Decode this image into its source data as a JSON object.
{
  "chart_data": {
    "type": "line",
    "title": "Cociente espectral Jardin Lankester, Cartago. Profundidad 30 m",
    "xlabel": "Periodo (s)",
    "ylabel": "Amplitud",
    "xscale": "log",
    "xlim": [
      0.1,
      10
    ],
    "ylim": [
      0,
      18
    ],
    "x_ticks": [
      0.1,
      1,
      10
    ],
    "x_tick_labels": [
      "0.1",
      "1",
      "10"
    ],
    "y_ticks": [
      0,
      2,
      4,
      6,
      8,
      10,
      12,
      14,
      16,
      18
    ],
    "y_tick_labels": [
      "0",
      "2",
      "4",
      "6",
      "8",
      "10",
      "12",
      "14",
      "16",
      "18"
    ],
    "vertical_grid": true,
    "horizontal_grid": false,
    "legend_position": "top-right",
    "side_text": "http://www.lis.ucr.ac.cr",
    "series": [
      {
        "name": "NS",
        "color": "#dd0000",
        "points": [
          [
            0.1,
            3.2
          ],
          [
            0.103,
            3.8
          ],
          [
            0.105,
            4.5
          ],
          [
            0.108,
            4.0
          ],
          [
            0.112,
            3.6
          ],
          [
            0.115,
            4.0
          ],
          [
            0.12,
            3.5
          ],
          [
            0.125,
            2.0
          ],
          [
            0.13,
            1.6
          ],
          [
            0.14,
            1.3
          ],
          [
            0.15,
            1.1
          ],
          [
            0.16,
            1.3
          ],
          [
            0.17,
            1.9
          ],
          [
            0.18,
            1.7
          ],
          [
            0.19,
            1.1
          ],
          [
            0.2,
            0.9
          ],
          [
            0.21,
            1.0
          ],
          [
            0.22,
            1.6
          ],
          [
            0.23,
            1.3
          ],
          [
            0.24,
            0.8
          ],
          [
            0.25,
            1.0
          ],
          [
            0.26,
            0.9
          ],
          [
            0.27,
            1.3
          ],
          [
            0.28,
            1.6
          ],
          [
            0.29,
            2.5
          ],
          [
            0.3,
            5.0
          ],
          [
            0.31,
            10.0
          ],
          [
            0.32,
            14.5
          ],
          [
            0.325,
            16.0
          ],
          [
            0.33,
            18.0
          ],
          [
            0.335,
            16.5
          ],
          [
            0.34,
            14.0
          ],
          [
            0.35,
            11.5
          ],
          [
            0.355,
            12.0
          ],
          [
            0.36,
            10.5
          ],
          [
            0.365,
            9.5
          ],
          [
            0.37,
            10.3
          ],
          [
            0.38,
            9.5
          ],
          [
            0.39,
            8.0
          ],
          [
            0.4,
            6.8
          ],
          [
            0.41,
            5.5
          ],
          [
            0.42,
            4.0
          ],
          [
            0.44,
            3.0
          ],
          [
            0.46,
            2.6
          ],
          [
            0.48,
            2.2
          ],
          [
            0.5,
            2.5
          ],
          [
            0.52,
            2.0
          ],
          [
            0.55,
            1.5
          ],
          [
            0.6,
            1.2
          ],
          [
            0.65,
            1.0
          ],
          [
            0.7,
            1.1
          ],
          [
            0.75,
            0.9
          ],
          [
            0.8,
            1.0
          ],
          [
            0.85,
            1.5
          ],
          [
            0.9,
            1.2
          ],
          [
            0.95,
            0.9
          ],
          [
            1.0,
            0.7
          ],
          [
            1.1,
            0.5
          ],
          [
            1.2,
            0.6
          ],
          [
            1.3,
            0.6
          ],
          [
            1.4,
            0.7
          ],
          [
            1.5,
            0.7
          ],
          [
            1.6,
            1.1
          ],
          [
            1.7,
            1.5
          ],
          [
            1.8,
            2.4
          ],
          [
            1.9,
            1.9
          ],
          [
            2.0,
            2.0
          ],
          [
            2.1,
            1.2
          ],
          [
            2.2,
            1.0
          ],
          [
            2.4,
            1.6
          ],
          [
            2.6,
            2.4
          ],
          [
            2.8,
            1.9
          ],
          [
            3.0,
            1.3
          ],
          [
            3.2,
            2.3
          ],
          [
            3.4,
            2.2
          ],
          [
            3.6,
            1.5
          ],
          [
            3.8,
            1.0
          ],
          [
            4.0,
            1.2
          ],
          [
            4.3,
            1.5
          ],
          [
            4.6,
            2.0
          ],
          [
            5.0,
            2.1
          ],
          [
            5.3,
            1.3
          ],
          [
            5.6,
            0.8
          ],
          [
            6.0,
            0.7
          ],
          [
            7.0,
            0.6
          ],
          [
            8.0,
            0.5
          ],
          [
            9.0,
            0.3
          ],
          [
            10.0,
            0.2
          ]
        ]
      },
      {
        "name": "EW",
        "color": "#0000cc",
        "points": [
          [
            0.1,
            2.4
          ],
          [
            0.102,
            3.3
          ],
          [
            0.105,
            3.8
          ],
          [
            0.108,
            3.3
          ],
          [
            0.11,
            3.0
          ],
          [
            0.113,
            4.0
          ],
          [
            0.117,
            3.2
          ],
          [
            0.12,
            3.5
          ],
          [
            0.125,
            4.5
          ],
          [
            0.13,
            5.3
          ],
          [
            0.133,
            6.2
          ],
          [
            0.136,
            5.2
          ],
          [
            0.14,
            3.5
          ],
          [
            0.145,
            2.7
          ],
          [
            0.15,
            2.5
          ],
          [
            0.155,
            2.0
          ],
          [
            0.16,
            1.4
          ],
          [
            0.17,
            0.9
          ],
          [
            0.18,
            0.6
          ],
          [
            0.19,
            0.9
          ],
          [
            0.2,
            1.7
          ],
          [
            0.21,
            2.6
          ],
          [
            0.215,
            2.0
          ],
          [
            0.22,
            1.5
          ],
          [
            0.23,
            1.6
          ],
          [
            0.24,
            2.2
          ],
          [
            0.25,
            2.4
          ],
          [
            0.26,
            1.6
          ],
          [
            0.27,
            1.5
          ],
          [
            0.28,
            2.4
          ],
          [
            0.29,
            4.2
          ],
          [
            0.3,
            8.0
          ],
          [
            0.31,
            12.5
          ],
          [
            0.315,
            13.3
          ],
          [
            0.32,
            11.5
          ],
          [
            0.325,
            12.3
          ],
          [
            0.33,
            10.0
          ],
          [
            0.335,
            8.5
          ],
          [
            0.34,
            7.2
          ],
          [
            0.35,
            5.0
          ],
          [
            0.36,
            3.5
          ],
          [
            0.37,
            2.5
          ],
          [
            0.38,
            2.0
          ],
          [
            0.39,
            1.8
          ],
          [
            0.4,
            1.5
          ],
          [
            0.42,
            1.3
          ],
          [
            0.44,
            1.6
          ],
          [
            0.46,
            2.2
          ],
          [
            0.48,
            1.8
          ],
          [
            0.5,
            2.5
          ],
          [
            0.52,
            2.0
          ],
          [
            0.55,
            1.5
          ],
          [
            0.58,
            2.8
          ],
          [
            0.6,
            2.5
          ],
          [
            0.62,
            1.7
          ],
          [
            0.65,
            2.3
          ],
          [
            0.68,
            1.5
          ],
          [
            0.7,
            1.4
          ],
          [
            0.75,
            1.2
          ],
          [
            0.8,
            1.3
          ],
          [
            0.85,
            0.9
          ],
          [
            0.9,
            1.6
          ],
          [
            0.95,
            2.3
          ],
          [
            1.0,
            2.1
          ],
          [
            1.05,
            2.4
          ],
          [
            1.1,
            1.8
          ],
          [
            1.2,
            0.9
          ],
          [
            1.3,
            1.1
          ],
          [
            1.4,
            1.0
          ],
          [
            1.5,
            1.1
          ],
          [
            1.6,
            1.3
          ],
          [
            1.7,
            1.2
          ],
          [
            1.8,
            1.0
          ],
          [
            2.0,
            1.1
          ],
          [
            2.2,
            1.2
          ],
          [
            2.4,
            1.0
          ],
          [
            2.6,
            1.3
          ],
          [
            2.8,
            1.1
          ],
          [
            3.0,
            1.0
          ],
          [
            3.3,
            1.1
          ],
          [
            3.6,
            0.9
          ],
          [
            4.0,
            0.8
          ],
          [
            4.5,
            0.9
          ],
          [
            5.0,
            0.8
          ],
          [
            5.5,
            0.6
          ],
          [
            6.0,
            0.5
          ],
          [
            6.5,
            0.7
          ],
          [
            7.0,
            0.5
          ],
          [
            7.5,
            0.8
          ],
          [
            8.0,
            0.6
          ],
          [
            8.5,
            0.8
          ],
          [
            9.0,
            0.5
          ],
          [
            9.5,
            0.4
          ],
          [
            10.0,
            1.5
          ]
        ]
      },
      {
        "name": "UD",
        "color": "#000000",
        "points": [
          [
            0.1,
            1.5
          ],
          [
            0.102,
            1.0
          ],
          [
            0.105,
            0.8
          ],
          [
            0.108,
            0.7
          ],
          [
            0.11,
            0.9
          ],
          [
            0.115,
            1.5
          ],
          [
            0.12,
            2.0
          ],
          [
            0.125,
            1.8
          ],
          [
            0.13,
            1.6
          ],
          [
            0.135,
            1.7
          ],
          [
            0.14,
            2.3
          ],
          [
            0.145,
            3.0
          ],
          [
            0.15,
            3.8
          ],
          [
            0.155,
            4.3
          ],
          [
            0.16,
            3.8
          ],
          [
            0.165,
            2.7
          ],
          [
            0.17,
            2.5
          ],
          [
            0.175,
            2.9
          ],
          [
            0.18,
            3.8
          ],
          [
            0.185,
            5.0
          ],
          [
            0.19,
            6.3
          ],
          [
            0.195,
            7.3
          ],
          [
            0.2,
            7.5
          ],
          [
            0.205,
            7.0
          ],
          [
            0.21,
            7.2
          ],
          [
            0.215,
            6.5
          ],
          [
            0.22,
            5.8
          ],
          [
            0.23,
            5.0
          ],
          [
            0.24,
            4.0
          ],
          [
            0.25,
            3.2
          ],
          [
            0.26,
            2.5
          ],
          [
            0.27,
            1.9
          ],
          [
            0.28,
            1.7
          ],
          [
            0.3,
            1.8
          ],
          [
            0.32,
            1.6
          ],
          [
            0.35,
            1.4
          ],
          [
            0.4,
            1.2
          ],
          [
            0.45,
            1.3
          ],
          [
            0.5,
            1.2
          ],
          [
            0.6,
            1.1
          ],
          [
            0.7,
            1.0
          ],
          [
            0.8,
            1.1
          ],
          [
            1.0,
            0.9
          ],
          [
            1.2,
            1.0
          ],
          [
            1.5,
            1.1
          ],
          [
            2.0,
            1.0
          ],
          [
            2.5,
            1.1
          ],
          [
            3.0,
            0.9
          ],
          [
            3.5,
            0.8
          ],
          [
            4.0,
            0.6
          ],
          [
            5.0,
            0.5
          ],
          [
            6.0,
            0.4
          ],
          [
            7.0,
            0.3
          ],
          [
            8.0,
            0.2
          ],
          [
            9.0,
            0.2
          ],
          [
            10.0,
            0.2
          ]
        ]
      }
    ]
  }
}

-------------------------

## GOAL
Across the entries above, how many lines contain "color"? Provide only the count.

## COMPLETE RESPONSE
3